Dataset entries
--------
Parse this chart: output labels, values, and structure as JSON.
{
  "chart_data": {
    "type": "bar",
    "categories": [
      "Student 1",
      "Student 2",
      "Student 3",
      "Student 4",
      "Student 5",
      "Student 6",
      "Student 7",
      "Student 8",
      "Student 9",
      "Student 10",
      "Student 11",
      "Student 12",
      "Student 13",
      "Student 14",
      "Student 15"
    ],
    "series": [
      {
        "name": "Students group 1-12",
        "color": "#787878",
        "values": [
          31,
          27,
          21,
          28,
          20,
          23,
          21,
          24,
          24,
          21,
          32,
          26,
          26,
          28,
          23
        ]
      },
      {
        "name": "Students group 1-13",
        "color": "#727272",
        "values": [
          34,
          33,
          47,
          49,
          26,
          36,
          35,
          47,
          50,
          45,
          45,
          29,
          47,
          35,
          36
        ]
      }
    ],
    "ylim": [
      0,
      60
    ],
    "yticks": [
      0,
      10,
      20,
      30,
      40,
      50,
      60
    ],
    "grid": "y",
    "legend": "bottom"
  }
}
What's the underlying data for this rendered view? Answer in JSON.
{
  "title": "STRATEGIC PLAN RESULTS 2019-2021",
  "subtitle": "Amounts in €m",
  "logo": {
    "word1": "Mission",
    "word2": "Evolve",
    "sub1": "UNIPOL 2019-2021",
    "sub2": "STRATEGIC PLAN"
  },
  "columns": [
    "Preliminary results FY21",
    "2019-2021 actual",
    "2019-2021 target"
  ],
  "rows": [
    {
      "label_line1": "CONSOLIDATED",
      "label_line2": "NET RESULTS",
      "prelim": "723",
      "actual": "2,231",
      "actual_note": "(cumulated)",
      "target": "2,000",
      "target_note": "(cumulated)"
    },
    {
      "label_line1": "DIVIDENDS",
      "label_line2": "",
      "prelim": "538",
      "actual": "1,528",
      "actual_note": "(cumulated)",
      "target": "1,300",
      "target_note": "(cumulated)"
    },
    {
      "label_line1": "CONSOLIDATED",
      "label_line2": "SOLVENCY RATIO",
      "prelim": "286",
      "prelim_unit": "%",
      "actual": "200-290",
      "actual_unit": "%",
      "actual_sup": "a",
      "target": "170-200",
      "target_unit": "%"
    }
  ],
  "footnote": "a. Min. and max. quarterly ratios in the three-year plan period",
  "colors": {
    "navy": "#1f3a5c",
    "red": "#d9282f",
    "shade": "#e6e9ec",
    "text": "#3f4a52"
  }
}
--------
Given problem: Return the entries above exactly, each one complete.

Exercise output:
Parse this chart: output labels, values, and structure as JSON.
{
  "chart_data": {
    "type": "bar",
    "categories": [
      "Student 1",
      "Student 2",
      "Student 3",
      "Student 4",
      "Student 5",
      "Student 6",
      "Student 7",
      "Student 8",
      "Student 9",
      "Student 10",
      "Student 11",
      "Student 12",
      "Student 13",
      "Student 14",
      "Student 15"
    ],
    "series": [
      {
        "name": "Students group 1-12",
        "color": "#787878",
        "values": [
          31,
          27,
          21,
          28,
          20,
          23,
          21,
          24,
          24,
          21,
          32,
          26,
          26,
          28,
          23
        ]
      },
      {
        "name": "Students group 1-13",
        "color": "#727272",
        "values": [
          34,
          33,
          47,
          49,
          26,
          36,
          35,
          47,
          50,
          45,
          45,
          29,
          47,
          35,
          36
        ]
      }
    ],
    "ylim": [
      0,
      60
    ],
    "yticks": [
      0,
      10,
      20,
      30,
      40,
      50,
      60
    ],
    "grid": "y",
    "legend": "bottom"
  }
}
What's the underlying data for this rendered view? Answer in JSON.
{
  "title": "STRATEGIC PLAN RESULTS 2019-2021",
  "subtitle": "Amounts in €m",
  "logo": {
    "word1": "Mission",
    "word2": "Evolve",
    "sub1": "UNIPOL 2019-2021",
    "sub2": "STRATEGIC PLAN"
  },
  "columns": [
    "Preliminary results FY21",
    "2019-2021 actual",
    "2019-2021 target"
  ],
  "rows": [
    {
      "label_line1": "CONSOLIDATED",
      "label_line2": "NET RESULTS",
      "prelim": "723",
      "actual": "2,231",
      "actual_note": "(cumulated)",
      "target": "2,000",
      "target_note": "(cumulated)"
    },
    {
      "label_line1": "DIVIDENDS",
      "label_line2": "",
      "prelim": "538",
      "actual": "1,528",
      "actual_note": "(cumulated)",
      "target": "1,300",
      "target_note": "(cumulated)"
    },
    {
      "label_line1": "CONSOLIDATED",
      "label_line2": "SOLVENCY RATIO",
      "prelim": "286",
      "prelim_unit": "%",
      "actual": "200-290",
      "actual_unit": "%",
      "actual_sup": "a",
      "target": "170-200",
      "target_unit": "%"
    }
  ],
  "footnote": "a. Min. and max. quarterly ratios in the three-year plan period",
  "colors": {
    "navy": "#1f3a5c",
    "red": "#d9282f",
    "shade": "#e6e9ec",
    "text": "#3f4a52"
  }
}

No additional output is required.